* [WHAT YOU ARE ASKED TO DO]
Please print every record below exactly as it appears.

[Dataset items]
------------
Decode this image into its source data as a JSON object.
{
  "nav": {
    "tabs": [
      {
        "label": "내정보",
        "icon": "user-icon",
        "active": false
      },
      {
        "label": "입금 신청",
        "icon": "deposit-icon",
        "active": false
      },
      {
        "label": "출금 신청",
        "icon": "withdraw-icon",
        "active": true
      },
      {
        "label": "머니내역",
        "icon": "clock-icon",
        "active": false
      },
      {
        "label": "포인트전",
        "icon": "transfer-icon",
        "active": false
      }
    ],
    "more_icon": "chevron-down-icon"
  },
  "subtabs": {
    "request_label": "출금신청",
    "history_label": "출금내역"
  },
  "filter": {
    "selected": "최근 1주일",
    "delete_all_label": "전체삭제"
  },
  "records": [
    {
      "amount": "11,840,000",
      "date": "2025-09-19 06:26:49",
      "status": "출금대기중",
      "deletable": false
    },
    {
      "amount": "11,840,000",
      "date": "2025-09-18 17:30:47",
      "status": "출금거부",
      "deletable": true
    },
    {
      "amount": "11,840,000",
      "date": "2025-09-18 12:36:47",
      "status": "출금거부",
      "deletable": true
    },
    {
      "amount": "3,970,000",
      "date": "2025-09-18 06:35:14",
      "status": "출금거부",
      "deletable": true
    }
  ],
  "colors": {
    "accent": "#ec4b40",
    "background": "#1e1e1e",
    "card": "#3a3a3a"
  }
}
------------
* [RESPONSE TO THIS EXERCISE]
Decode this image into its source data as a JSON object.
{
  "nav": {
    "tabs": [
      {
        "label": "내정보",
        "icon": "user-icon",
        "active": false
      },
      {
        "label": "입금 신청",
        "icon": "deposit-icon",
        "active": false
      },
      {
        "label": "출금 신청",
        "icon": "withdraw-icon",
        "active": true
      },
      {
        "label": "머니내역",
        "icon": "clock-icon",
        "active": false
      },
      {
        "label": "포인트전",
        "icon": "transfer-icon",
        "active": false
      }
    ],
    "more_icon": "chevron-down-icon"
  },
  "subtabs": {
    "request_label": "출금신청",
    "history_label": "출금내역"
  },
  "filter": {
    "selected": "최근 1주일",
    "delete_all_label": "전체삭제"
  },
  "records": [
    {
      "amount": "11,840,000",
      "date": "2025-09-19 06:26:49",
      "status": "출금대기중",
      "deletable": false
    },
    {
      "amount": "11,840,000",
      "date": "2025-09-18 17:30:47",
      "status": "출금거부",
      "deletable": true
    },
    {
      "amount": "11,840,000",
      "date": "2025-09-18 12:36:47",
      "status": "출금거부",
      "deletable": true
    },
    {
      "amount": "3,970,000",
      "date": "2025-09-18 06:35:14",
      "status": "출금거부",
      "deletable": true
    }
  ],
  "colors": {
    "accent": "#ec4b40",
    "background": "#1e1e1e",
    "card": "#3a3a3a"
  }
}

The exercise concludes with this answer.